- [Given instruction] Consider the records below. How many of their lines include the word "screenshot"? State the number and nothing else.
* START Data shown *
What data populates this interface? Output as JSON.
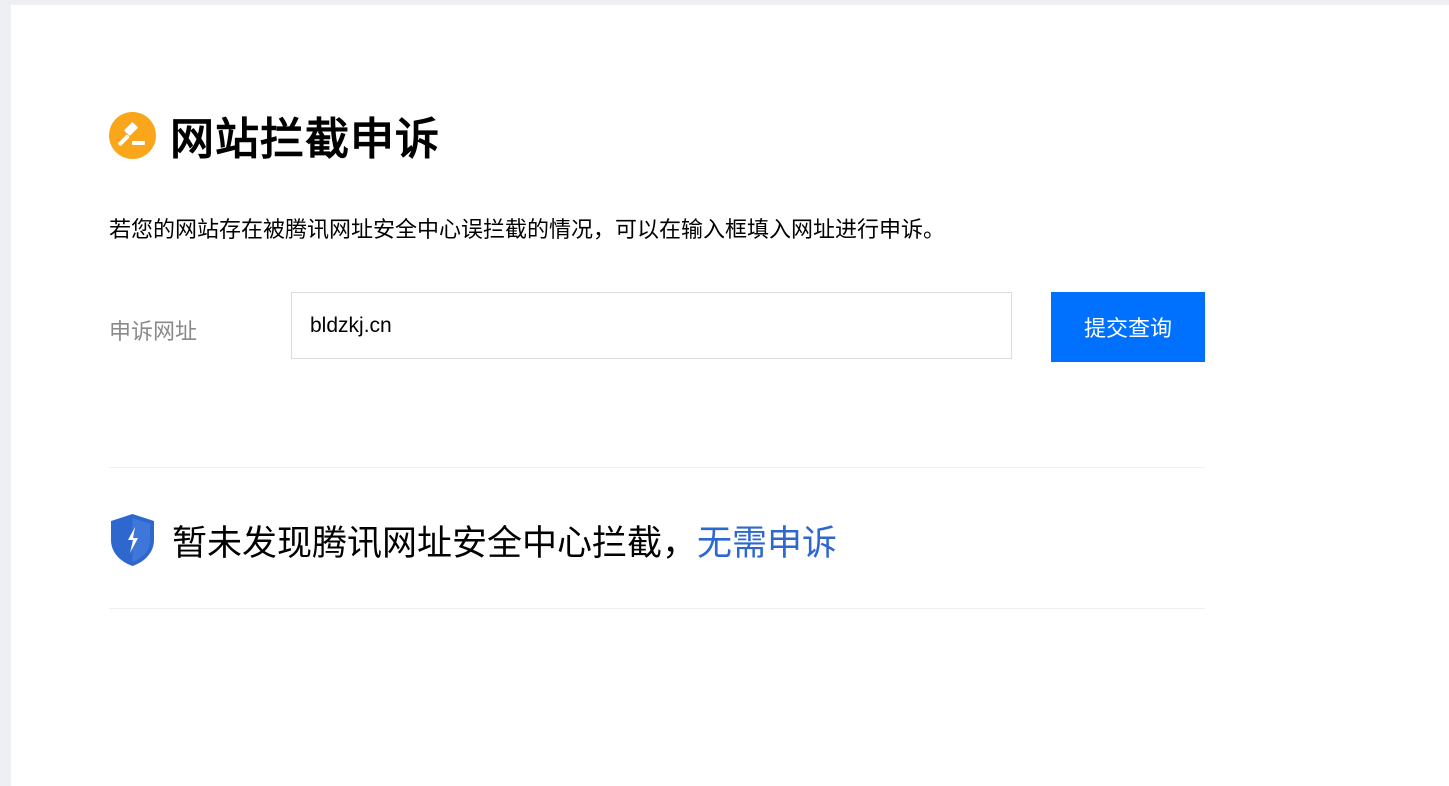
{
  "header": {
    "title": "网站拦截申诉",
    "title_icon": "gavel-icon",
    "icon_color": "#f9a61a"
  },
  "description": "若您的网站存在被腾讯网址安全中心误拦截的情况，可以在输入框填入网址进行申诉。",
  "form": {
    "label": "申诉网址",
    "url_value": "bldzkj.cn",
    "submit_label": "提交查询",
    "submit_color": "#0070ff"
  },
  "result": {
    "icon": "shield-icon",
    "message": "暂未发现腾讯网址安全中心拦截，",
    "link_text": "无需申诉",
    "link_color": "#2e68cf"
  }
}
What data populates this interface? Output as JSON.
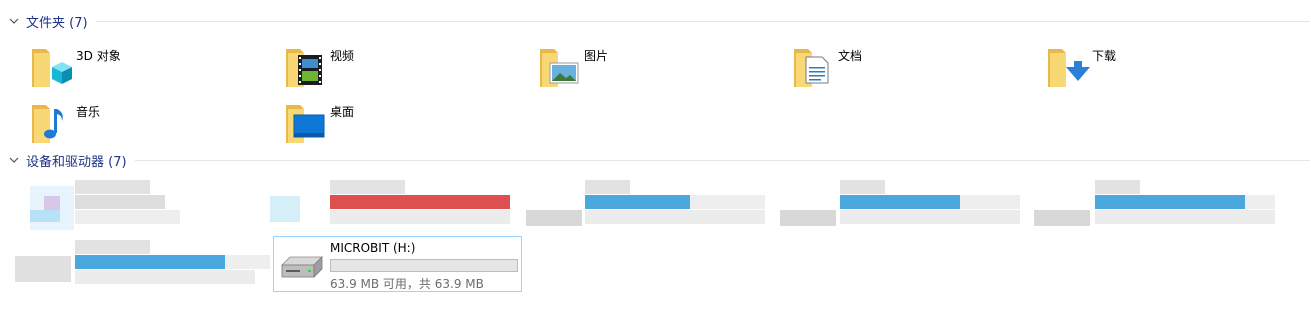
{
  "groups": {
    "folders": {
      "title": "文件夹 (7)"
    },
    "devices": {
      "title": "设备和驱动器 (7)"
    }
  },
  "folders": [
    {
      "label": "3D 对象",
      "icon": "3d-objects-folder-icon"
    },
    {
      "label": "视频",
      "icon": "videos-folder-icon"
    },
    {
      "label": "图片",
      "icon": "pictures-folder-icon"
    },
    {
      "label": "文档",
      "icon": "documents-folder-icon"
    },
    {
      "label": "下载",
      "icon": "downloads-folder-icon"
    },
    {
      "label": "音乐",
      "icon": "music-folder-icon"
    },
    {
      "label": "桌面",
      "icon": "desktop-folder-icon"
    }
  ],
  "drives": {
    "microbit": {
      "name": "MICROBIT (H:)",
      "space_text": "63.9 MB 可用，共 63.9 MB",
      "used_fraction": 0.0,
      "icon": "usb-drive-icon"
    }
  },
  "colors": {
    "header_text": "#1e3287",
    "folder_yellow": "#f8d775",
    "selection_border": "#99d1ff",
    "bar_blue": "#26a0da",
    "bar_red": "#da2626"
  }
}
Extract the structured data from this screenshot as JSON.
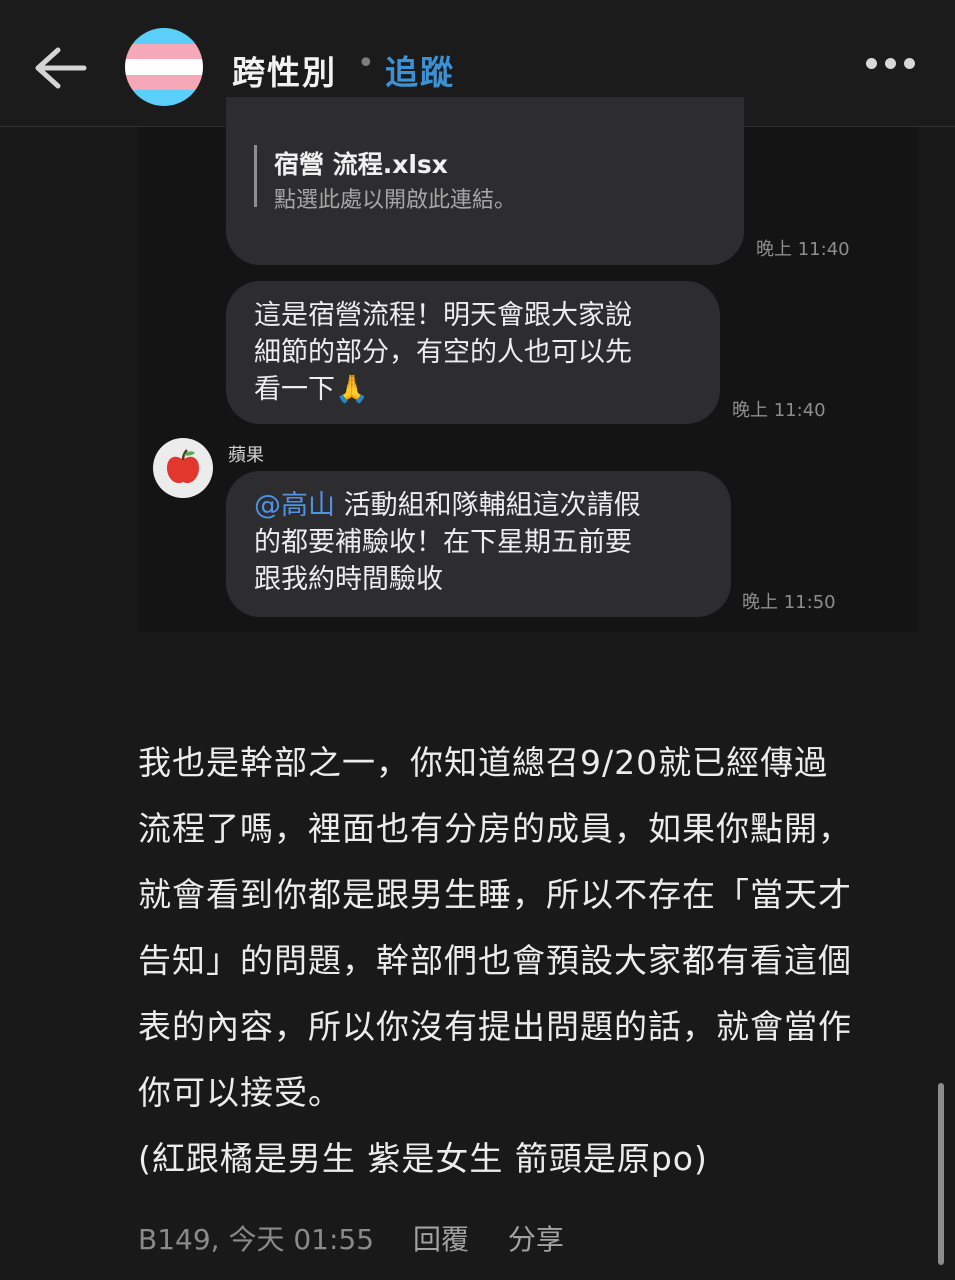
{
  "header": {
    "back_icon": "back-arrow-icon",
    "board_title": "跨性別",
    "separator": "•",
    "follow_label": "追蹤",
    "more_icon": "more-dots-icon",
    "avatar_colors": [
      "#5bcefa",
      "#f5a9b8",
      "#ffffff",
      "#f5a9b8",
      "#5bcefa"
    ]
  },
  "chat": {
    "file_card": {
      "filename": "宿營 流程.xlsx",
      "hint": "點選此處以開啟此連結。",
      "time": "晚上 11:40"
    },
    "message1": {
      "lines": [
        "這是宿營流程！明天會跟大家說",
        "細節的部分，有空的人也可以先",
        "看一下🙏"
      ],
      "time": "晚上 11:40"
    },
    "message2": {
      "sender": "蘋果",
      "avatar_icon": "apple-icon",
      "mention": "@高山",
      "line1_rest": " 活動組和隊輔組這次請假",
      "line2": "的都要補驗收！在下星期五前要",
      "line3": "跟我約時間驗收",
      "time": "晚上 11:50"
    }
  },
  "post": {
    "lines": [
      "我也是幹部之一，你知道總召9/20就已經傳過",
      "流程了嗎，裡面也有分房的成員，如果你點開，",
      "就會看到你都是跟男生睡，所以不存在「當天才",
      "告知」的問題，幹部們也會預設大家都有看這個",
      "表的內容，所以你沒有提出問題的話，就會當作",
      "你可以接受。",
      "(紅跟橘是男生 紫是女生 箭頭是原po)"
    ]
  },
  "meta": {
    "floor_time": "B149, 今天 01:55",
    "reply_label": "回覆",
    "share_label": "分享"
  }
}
* END Data shown *
* START Data shown *
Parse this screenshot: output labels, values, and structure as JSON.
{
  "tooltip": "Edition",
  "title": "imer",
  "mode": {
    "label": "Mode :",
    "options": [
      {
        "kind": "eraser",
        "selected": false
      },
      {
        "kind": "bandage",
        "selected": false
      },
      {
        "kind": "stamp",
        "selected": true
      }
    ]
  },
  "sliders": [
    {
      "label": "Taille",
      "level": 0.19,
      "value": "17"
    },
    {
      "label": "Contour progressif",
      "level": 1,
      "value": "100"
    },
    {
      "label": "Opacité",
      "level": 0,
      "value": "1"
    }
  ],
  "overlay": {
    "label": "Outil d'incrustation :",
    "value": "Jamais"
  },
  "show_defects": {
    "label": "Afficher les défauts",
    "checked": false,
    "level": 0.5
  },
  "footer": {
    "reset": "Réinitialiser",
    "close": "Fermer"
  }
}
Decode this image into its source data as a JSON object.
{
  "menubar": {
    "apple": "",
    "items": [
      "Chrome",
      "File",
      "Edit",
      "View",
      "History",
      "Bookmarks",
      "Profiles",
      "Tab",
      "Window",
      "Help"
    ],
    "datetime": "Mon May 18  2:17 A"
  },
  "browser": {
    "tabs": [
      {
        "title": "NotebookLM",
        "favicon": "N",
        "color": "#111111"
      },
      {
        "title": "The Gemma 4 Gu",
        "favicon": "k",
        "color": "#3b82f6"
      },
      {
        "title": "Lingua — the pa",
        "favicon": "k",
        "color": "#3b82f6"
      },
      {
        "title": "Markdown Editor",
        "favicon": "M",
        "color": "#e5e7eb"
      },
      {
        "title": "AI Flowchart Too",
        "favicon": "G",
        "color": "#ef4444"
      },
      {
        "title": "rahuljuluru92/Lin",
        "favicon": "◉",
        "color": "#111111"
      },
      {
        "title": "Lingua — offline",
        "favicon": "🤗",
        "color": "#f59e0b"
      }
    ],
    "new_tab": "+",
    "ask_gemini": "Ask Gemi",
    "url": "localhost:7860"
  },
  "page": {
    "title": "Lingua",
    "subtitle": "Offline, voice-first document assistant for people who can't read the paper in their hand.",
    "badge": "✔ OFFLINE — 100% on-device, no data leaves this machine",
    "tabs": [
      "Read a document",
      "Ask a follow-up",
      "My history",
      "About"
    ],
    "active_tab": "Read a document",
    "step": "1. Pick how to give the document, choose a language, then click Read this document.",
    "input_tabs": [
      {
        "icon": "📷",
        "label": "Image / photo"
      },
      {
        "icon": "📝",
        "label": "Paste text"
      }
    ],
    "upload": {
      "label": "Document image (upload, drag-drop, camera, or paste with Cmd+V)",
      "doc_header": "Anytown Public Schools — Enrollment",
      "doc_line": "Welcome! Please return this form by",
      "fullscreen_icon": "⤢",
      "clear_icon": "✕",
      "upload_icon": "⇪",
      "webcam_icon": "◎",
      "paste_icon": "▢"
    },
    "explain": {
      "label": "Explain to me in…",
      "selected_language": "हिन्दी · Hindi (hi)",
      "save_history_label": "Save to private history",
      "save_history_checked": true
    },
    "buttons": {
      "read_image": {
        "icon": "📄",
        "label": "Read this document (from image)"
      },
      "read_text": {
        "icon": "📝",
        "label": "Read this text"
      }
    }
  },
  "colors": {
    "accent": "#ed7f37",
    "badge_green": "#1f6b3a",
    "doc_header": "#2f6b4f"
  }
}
* END Data shown *
- [Correct response] 2